## JOB:
Every record below is to be retyped exactly.

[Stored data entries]
———
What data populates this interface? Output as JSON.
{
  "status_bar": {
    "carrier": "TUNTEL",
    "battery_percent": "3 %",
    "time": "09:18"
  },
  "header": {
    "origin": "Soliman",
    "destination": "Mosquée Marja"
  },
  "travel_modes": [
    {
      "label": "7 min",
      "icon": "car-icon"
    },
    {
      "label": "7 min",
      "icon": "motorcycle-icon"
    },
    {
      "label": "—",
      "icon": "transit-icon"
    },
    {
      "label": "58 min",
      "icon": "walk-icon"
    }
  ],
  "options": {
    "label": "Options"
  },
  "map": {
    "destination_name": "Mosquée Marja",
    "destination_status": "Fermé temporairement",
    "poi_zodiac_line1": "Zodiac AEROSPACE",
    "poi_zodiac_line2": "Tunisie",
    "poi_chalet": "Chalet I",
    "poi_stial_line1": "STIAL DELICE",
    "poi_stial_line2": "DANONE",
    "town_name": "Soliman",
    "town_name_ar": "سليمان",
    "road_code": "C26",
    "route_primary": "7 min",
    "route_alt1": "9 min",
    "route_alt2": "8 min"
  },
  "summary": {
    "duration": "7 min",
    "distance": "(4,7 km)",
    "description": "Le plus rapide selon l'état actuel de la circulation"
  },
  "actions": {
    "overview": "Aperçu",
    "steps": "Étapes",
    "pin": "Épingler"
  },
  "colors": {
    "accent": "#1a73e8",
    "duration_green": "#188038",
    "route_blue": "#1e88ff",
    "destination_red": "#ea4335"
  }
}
———
## TASK ANSWER:
What data populates this interface? Output as JSON.
{
  "status_bar": {
    "carrier": "TUNTEL",
    "battery_percent": "3 %",
    "time": "09:18"
  },
  "header": {
    "origin": "Soliman",
    "destination": "Mosquée Marja"
  },
  "travel_modes": [
    {
      "label": "7 min",
      "icon": "car-icon"
    },
    {
      "label": "7 min",
      "icon": "motorcycle-icon"
    },
    {
      "label": "—",
      "icon": "transit-icon"
    },
    {
      "label": "58 min",
      "icon": "walk-icon"
    }
  ],
  "options": {
    "label": "Options"
  },
  "map": {
    "destination_name": "Mosquée Marja",
    "destination_status": "Fermé temporairement",
    "poi_zodiac_line1": "Zodiac AEROSPACE",
    "poi_zodiac_line2": "Tunisie",
    "poi_chalet": "Chalet I",
    "poi_stial_line1": "STIAL DELICE",
    "poi_stial_line2": "DANONE",
    "town_name": "Soliman",
    "town_name_ar": "سليمان",
    "road_code": "C26",
    "route_primary": "7 min",
    "route_alt1": "9 min",
    "route_alt2": "8 min"
  },
  "summary": {
    "duration": "7 min",
    "distance": "(4,7 km)",
    "description": "Le plus rapide selon l'état actuel de la circulation"
  },
  "actions": {
    "overview": "Aperçu",
    "steps": "Étapes",
    "pin": "Épingler"
  },
  "colors": {
    "accent": "#1a73e8",
    "duration_green": "#188038",
    "route_blue": "#1e88ff",
    "destination_red": "#ea4335"
  }
}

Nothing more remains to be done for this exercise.